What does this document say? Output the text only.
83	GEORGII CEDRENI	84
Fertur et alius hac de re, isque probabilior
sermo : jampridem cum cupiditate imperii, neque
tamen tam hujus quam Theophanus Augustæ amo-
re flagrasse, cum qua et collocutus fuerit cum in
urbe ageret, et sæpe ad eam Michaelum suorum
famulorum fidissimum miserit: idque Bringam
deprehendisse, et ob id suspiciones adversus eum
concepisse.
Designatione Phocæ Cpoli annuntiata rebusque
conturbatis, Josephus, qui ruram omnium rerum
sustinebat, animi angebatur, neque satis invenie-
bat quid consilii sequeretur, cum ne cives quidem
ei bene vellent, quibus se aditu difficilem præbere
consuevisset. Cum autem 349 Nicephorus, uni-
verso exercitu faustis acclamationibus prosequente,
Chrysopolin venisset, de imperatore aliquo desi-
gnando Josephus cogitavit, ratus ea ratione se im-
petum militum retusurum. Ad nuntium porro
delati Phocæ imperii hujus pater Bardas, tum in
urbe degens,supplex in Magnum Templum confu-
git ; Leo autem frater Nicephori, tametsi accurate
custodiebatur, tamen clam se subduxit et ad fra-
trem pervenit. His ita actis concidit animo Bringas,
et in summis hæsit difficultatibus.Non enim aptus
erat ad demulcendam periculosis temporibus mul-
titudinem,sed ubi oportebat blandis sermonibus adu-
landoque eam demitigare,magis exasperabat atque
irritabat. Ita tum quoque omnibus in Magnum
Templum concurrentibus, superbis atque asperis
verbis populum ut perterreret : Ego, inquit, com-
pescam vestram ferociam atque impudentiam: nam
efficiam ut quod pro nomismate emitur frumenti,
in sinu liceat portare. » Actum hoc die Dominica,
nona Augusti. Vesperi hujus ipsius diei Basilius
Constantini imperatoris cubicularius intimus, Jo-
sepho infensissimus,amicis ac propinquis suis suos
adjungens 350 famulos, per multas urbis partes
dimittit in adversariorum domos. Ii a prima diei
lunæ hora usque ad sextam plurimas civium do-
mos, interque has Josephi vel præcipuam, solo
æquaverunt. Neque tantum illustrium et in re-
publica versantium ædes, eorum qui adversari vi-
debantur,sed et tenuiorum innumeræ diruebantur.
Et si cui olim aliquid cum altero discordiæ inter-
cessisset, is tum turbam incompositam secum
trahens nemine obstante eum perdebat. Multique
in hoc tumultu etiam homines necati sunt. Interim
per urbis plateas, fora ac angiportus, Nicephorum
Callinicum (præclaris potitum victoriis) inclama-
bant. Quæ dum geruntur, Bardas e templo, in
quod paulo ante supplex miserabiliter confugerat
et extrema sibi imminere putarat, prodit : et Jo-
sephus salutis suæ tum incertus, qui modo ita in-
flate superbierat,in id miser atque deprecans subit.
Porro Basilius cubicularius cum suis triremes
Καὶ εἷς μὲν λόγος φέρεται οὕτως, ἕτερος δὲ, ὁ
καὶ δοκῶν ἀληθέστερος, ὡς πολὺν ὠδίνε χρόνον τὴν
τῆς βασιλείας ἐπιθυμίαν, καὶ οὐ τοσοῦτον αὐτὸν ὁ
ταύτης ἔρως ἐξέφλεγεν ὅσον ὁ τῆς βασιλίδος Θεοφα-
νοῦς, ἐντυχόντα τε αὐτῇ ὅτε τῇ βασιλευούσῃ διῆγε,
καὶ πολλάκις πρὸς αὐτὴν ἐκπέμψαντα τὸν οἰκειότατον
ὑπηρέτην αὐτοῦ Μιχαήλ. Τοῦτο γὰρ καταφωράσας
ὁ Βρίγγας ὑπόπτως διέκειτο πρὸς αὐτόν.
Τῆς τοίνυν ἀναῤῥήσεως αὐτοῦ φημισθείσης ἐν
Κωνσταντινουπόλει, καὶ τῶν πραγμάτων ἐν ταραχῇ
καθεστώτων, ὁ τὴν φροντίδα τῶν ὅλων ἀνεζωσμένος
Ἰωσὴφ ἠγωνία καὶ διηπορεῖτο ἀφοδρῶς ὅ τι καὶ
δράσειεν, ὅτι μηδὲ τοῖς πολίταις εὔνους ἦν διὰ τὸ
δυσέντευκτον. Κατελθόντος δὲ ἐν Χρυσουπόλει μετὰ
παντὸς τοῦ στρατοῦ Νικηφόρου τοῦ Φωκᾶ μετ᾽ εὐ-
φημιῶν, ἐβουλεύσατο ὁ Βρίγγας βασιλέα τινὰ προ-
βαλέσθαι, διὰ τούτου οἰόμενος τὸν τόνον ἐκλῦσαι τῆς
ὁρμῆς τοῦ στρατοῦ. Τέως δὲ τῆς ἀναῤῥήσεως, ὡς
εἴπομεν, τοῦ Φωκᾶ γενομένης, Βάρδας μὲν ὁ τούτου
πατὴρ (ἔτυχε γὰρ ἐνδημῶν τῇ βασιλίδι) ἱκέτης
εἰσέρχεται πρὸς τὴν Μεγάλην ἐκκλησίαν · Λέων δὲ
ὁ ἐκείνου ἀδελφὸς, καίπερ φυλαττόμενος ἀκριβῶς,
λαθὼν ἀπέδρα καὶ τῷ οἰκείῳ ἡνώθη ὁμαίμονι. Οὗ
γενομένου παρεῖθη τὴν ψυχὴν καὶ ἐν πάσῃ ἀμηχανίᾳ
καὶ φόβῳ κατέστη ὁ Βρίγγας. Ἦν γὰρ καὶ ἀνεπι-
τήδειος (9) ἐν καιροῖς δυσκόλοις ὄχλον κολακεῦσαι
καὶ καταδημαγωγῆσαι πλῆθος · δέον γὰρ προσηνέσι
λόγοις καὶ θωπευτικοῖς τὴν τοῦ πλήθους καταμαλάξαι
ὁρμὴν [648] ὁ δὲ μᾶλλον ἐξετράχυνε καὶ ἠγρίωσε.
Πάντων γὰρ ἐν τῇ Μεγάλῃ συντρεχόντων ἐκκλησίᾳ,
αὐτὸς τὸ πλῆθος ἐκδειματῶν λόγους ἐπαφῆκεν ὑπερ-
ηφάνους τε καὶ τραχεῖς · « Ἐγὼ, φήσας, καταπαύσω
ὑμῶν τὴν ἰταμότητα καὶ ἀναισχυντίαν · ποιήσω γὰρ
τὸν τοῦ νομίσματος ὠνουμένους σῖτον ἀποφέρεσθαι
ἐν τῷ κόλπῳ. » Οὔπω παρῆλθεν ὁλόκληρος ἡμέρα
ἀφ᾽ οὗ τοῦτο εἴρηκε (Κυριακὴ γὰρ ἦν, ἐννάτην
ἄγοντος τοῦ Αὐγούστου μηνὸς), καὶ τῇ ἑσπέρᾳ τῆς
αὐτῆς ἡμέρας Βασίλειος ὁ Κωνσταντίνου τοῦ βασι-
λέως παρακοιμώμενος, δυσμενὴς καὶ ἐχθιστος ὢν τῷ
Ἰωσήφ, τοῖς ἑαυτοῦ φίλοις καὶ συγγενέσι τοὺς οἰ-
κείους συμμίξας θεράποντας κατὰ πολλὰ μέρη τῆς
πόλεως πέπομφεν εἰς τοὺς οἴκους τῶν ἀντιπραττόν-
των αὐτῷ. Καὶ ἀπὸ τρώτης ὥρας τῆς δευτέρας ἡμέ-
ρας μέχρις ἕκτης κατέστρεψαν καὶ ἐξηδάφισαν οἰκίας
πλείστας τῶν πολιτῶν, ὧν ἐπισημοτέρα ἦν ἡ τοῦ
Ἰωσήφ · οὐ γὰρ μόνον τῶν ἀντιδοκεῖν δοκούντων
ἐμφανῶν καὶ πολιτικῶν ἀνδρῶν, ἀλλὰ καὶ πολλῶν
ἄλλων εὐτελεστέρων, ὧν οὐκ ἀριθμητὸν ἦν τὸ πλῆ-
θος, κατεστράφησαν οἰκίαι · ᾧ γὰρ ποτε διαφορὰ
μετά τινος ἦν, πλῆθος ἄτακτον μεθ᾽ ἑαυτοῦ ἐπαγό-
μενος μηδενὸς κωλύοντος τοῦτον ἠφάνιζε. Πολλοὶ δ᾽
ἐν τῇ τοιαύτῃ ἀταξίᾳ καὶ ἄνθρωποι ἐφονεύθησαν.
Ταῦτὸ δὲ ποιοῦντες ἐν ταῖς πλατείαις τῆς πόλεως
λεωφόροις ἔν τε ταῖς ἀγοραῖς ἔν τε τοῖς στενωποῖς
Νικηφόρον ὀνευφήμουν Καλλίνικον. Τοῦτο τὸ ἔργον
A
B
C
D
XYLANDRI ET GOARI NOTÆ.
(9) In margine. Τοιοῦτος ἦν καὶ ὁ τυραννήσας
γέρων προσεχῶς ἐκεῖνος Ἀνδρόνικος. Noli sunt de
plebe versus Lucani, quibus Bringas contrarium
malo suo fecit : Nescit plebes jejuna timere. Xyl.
--------------------
> **SET PROBLEM**: Select the lines in this material that hold the word "Basilius", leaving none out.

> **PROBLEM SOLUTION**:
nona Augusti. Vesperi hujus ipsius diei Basilius
Porro Basilius cubicularius cum suis triremes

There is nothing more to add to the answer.